• _SET PROBLEM_
Retype the full set of records. Keep every character identical.

*** RAW DATA ***

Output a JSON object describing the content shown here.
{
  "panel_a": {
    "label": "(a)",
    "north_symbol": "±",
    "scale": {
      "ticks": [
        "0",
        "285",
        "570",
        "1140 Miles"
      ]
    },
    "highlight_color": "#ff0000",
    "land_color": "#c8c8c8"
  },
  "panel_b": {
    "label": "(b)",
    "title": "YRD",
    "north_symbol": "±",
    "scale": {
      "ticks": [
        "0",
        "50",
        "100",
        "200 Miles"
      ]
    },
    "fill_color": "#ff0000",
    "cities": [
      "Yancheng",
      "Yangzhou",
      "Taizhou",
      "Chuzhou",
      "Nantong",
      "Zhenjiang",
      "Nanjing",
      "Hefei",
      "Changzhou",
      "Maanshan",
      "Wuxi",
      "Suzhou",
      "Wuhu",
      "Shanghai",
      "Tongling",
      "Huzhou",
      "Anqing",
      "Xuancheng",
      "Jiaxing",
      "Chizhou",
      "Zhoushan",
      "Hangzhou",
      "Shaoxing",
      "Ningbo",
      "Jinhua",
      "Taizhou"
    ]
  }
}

***

• _WRITTEN RESPONSE_
Output a JSON object describing the content shown here.
{
  "panel_a": {
    "label": "(a)",
    "north_symbol": "±",
    "scale": {
      "ticks": [
        "0",
        "285",
        "570",
        "1140 Miles"
      ]
    },
    "highlight_color": "#ff0000",
    "land_color": "#c8c8c8"
  },
  "panel_b": {
    "label": "(b)",
    "title": "YRD",
    "north_symbol": "±",
    "scale": {
      "ticks": [
        "0",
        "50",
        "100",
        "200 Miles"
      ]
    },
    "fill_color": "#ff0000",
    "cities": [
      "Yancheng",
      "Yangzhou",
      "Taizhou",
      "Chuzhou",
      "Nantong",
      "Zhenjiang",
      "Nanjing",
      "Hefei",
      "Changzhou",
      "Maanshan",
      "Wuxi",
      "Suzhou",
      "Wuhu",
      "Shanghai",
      "Tongling",
      "Huzhou",
      "Anqing",
      "Xuancheng",
      "Jiaxing",
      "Chizhou",
      "Zhoushan",
      "Hangzhou",
      "Shaoxing",
      "Ningbo",
      "Jinhua",
      "Taizhou"
    ]
  }
}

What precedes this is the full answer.